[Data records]
___
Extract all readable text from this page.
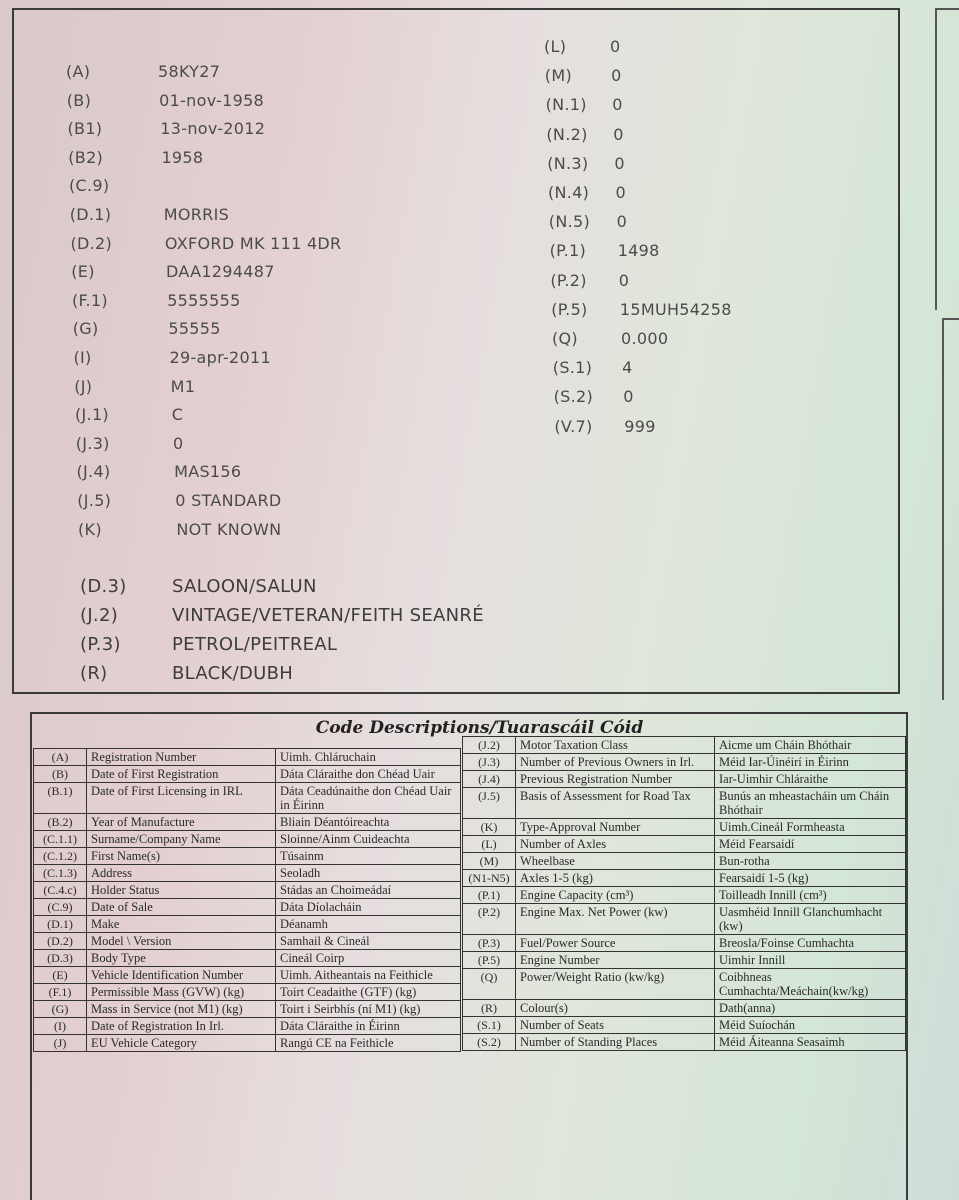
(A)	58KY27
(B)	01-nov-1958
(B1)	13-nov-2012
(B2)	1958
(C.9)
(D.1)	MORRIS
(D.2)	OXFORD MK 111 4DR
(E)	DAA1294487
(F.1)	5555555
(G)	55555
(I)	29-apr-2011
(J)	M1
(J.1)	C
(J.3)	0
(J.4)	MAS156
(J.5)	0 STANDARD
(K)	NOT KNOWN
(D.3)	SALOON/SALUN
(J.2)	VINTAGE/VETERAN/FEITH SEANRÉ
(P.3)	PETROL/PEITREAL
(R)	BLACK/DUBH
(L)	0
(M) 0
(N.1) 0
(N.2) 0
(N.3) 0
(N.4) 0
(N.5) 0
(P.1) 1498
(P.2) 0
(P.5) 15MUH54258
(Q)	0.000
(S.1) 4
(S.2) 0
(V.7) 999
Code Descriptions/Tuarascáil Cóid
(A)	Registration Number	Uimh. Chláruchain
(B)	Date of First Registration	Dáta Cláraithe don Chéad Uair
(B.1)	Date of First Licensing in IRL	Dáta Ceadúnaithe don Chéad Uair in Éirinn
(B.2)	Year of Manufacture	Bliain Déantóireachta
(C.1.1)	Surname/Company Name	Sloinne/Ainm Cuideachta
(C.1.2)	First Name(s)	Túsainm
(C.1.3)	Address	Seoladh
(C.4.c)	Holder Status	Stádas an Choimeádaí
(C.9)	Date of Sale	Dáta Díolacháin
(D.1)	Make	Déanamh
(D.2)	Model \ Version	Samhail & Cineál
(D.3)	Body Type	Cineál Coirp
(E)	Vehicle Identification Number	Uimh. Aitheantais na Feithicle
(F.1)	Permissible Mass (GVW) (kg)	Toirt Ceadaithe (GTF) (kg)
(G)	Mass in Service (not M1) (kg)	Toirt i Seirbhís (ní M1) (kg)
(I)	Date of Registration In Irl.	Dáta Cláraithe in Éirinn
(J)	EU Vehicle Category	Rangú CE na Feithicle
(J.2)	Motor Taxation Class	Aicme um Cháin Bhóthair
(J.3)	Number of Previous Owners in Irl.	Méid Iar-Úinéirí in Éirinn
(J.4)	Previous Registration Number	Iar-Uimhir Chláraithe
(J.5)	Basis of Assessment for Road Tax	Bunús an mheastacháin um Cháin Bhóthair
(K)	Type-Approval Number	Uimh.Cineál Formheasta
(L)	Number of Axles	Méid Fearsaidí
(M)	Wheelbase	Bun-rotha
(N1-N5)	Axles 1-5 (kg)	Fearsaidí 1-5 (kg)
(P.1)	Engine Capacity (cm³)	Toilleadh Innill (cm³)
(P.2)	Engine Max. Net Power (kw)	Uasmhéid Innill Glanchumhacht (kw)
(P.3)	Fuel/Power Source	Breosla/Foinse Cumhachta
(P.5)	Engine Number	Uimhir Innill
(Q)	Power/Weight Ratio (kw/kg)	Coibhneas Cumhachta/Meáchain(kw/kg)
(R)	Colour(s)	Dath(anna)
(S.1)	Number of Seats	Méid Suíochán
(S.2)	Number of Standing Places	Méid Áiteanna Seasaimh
___
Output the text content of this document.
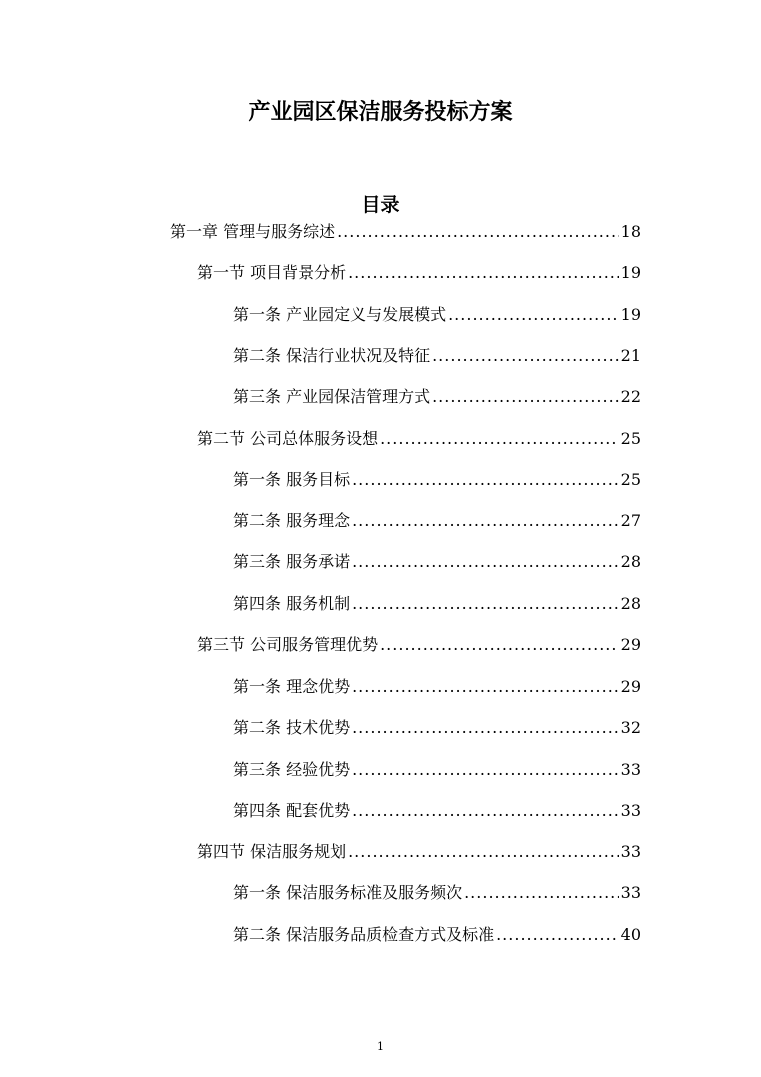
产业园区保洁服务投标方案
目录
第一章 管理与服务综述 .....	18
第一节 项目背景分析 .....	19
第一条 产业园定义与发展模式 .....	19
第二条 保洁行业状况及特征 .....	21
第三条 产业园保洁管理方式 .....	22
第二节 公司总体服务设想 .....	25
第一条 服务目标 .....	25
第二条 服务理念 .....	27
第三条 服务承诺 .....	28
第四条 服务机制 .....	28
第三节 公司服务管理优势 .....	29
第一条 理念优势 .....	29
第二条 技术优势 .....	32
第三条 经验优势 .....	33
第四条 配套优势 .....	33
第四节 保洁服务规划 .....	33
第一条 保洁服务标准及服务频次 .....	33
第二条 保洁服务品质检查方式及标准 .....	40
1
___
**What to produce**
Pull out and copy each line containing the string "Vehicle".

**Task solution**
(E)	Vehicle Identification Number	Uimh. Aitheantais na Feithicle
(J)	EU Vehicle Category	Rangú CE na Feithicle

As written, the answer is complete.